Given request:
Repeat the lines that follow, leaving nothing out.
□ □ □ □ □ □ □
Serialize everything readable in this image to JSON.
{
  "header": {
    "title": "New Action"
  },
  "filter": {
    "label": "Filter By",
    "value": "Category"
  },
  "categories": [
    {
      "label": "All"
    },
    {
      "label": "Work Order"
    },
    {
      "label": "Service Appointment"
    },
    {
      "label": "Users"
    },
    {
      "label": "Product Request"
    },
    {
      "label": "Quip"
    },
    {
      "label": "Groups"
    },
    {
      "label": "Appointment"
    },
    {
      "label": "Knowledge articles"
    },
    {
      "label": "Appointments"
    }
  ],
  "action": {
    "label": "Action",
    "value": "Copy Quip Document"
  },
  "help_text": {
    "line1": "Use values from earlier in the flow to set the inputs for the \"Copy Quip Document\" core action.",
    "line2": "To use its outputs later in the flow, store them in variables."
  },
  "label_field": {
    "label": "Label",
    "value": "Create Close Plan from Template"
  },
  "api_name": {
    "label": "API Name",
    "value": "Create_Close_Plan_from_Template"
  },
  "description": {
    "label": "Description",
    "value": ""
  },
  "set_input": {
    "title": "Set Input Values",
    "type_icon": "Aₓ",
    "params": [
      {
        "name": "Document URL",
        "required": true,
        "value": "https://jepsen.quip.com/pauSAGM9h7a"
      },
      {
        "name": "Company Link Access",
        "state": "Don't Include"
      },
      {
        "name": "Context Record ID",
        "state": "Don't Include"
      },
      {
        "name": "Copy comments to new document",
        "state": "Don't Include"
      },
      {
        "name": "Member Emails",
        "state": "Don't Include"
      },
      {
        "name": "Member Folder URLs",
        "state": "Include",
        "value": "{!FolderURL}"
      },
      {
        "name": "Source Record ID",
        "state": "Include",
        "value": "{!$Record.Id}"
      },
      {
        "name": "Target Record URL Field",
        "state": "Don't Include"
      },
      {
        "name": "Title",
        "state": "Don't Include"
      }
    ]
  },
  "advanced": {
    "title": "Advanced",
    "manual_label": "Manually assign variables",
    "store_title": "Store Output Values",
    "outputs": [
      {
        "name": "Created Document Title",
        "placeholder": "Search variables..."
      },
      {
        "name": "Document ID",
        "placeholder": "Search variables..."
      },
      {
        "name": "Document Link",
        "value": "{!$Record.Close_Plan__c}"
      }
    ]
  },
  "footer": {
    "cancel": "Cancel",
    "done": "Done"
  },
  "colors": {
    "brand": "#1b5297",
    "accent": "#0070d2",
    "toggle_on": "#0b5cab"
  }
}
□ □ □ □ □ □ □
Final result:
Serialize everything readable in this image to JSON.
{
  "header": {
    "title": "New Action"
  },
  "filter": {
    "label": "Filter By",
    "value": "Category"
  },
  "categories": [
    {
      "label": "All"
    },
    {
      "label": "Work Order"
    },
    {
      "label": "Service Appointment"
    },
    {
      "label": "Users"
    },
    {
      "label": "Product Request"
    },
    {
      "label": "Quip"
    },
    {
      "label": "Groups"
    },
    {
      "label": "Appointment"
    },
    {
      "label": "Knowledge articles"
    },
    {
      "label": "Appointments"
    }
  ],
  "action": {
    "label": "Action",
    "value": "Copy Quip Document"
  },
  "help_text": {
    "line1": "Use values from earlier in the flow to set the inputs for the \"Copy Quip Document\" core action.",
    "line2": "To use its outputs later in the flow, store them in variables."
  },
  "label_field": {
    "label": "Label",
    "value": "Create Close Plan from Template"
  },
  "api_name": {
    "label": "API Name",
    "value": "Create_Close_Plan_from_Template"
  },
  "description": {
    "label": "Description",
    "value": ""
  },
  "set_input": {
    "title": "Set Input Values",
    "type_icon": "Aₓ",
    "params": [
      {
        "name": "Document URL",
        "required": true,
        "value": "https://jepsen.quip.com/pauSAGM9h7a"
      },
      {
        "name": "Company Link Access",
        "state": "Don't Include"
      },
      {
        "name": "Context Record ID",
        "state": "Don't Include"
      },
      {
        "name": "Copy comments to new document",
        "state": "Don't Include"
      },
      {
        "name": "Member Emails",
        "state": "Don't Include"
      },
      {
        "name": "Member Folder URLs",
        "state": "Include",
        "value": "{!FolderURL}"
      },
      {
        "name": "Source Record ID",
        "state": "Include",
        "value": "{!$Record.Id}"
      },
      {
        "name": "Target Record URL Field",
        "state": "Don't Include"
      },
      {
        "name": "Title",
        "state": "Don't Include"
      }
    ]
  },
  "advanced": {
    "title": "Advanced",
    "manual_label": "Manually assign variables",
    "store_title": "Store Output Values",
    "outputs": [
      {
        "name": "Created Document Title",
        "placeholder": "Search variables..."
      },
      {
        "name": "Document ID",
        "placeholder": "Search variables..."
      },
      {
        "name": "Document Link",
        "value": "{!$Record.Close_Plan__c}"
      }
    ]
  },
  "footer": {
    "cancel": "Cancel",
    "done": "Done"
  },
  "colors": {
    "brand": "#1b5297",
    "accent": "#0070d2",
    "toggle_on": "#0b5cab"
  }
}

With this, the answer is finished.